— begin Material provided —
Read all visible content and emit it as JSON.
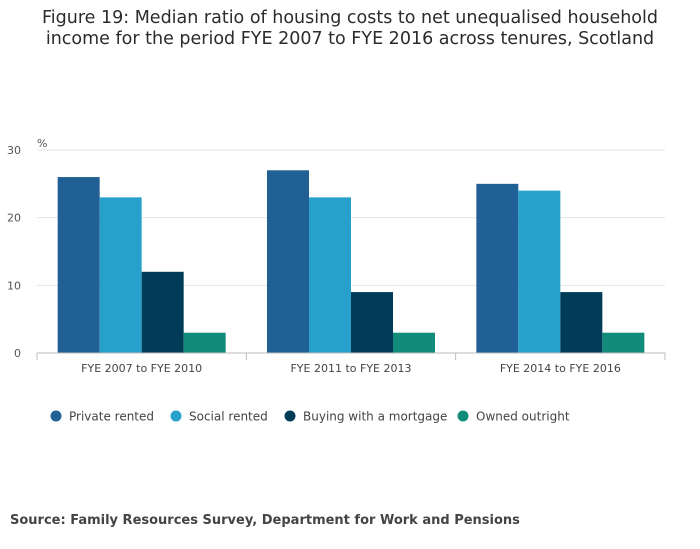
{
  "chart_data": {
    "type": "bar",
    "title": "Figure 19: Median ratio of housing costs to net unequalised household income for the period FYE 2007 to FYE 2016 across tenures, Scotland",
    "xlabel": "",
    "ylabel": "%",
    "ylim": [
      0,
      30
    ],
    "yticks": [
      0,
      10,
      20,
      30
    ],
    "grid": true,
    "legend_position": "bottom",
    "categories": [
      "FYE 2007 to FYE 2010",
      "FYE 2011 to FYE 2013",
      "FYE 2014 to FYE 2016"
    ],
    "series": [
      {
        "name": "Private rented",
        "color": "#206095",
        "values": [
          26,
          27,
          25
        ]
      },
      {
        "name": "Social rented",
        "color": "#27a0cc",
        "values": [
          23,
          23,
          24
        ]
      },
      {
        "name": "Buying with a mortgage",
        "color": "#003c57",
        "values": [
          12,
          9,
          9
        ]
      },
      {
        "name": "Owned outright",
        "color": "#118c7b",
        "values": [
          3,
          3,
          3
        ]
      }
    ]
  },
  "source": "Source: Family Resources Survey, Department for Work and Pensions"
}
— end Material provided —
— begin Material provided —
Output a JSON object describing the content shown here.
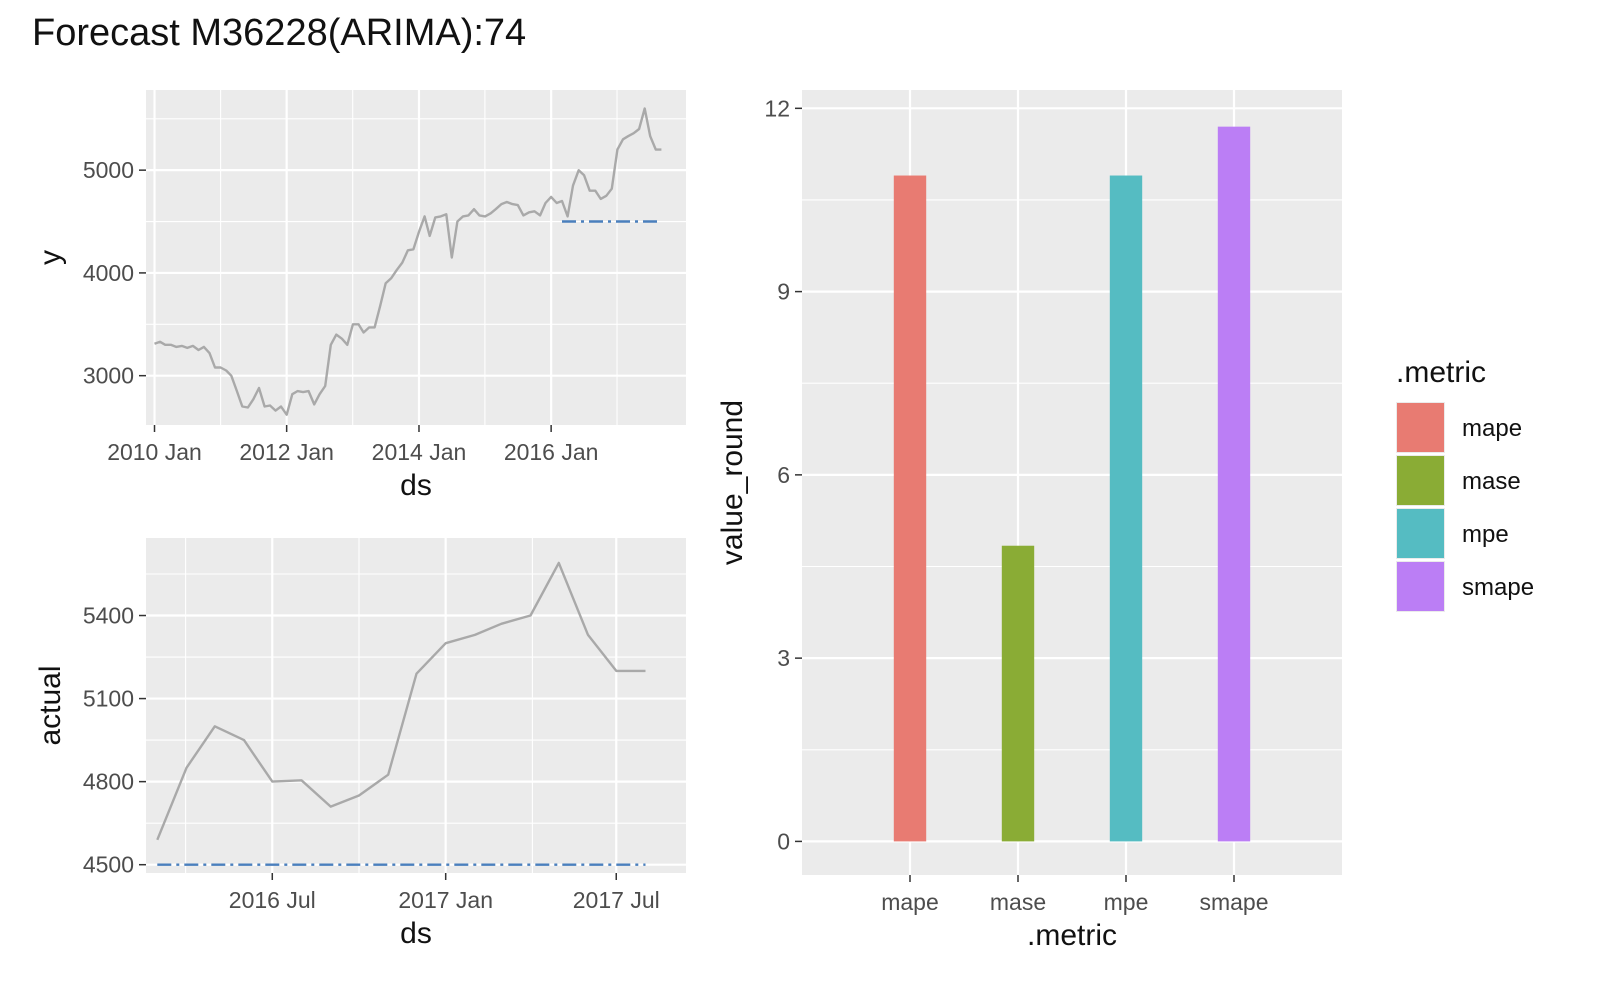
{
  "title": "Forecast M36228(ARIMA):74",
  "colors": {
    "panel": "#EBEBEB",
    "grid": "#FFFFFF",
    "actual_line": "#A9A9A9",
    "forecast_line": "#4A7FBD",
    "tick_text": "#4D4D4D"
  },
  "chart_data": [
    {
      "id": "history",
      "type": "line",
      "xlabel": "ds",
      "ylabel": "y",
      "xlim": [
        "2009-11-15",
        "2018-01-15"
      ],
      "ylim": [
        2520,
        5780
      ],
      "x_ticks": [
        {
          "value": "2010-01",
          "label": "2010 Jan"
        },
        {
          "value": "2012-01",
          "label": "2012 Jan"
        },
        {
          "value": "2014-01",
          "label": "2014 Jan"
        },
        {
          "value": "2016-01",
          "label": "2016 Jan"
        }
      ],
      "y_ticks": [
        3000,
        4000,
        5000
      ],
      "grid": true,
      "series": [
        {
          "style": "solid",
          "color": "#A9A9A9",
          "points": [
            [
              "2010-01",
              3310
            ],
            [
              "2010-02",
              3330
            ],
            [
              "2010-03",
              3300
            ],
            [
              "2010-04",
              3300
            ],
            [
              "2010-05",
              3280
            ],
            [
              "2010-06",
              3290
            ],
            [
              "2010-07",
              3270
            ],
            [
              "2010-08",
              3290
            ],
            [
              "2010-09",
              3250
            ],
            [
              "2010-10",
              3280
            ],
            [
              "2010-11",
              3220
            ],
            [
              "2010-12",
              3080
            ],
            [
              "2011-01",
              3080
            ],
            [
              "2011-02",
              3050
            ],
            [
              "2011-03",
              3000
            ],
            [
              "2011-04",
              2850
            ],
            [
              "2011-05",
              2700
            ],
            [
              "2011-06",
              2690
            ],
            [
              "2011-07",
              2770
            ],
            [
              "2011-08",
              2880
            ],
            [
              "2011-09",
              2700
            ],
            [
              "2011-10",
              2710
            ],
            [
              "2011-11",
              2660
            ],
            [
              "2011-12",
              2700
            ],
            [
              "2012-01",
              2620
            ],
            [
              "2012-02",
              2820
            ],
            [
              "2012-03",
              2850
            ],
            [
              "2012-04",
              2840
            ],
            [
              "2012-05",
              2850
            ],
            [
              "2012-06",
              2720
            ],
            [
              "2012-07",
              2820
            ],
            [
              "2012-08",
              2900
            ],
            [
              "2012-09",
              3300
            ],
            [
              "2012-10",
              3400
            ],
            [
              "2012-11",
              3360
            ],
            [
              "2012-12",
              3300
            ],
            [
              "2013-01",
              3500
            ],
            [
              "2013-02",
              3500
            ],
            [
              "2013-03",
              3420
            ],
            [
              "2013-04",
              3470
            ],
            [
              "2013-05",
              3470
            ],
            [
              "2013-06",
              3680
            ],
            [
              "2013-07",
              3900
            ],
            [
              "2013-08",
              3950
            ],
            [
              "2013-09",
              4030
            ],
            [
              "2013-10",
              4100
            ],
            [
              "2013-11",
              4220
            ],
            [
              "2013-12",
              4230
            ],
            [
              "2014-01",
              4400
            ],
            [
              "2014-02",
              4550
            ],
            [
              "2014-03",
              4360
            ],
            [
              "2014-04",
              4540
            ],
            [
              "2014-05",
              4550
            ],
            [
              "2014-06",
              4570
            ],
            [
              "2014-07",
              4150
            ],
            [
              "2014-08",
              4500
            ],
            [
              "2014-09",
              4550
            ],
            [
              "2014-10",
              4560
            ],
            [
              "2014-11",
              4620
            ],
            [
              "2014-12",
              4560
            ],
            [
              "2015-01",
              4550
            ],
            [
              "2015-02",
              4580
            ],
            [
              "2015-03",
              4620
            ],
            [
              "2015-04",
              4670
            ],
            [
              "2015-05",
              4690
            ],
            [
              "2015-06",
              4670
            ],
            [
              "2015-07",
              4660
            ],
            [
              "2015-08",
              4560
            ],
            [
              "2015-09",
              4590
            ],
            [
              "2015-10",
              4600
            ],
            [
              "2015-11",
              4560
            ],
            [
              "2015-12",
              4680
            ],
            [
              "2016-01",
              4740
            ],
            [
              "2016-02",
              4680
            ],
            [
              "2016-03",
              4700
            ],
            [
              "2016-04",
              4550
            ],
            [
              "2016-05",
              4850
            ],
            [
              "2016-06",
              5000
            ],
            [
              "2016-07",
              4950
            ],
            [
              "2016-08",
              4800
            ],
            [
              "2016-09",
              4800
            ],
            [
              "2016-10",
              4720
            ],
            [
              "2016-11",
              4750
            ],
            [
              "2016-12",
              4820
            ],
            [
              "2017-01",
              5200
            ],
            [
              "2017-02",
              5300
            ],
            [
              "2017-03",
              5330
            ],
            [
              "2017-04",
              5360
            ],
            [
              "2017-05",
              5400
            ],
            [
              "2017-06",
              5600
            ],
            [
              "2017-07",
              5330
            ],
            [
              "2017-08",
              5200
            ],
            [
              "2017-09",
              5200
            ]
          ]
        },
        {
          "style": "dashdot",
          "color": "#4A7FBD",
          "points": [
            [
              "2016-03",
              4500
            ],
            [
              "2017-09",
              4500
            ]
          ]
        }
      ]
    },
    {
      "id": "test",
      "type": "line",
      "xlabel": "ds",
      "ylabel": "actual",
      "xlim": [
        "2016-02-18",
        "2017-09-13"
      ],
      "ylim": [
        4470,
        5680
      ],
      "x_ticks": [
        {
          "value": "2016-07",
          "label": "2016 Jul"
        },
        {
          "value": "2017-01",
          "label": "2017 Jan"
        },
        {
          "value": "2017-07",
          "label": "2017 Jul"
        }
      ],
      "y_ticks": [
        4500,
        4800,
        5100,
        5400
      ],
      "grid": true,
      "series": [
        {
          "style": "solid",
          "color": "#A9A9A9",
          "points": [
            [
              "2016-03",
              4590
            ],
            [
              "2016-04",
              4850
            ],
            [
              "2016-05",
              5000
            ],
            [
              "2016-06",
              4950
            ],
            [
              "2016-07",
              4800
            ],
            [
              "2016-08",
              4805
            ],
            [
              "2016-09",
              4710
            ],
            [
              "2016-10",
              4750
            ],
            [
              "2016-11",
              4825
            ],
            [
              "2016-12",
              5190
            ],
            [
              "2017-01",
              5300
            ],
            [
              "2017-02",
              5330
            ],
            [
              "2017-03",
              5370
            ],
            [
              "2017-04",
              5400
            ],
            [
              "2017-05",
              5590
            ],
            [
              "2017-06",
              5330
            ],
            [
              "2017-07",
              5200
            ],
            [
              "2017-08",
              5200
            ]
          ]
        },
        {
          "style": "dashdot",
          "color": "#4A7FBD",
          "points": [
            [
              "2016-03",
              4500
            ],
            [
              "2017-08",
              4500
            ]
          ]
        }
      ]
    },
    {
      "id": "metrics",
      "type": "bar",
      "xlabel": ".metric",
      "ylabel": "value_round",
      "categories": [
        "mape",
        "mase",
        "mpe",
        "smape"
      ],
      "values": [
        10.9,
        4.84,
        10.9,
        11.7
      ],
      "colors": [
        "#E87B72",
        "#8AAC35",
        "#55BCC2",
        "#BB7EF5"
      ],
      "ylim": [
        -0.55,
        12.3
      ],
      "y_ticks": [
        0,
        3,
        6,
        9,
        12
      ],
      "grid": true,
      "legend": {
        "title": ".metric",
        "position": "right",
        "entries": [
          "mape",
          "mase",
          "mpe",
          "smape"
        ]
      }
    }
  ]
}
— end Material provided —
== Problem details ==
Copy every line in the listing above where the string "name" turns up.

== Answer in full ==
        "name": "Private rented",
        "name": "Social rented",
        "name": "Buying with a mortgage",
        "name": "Owned outright",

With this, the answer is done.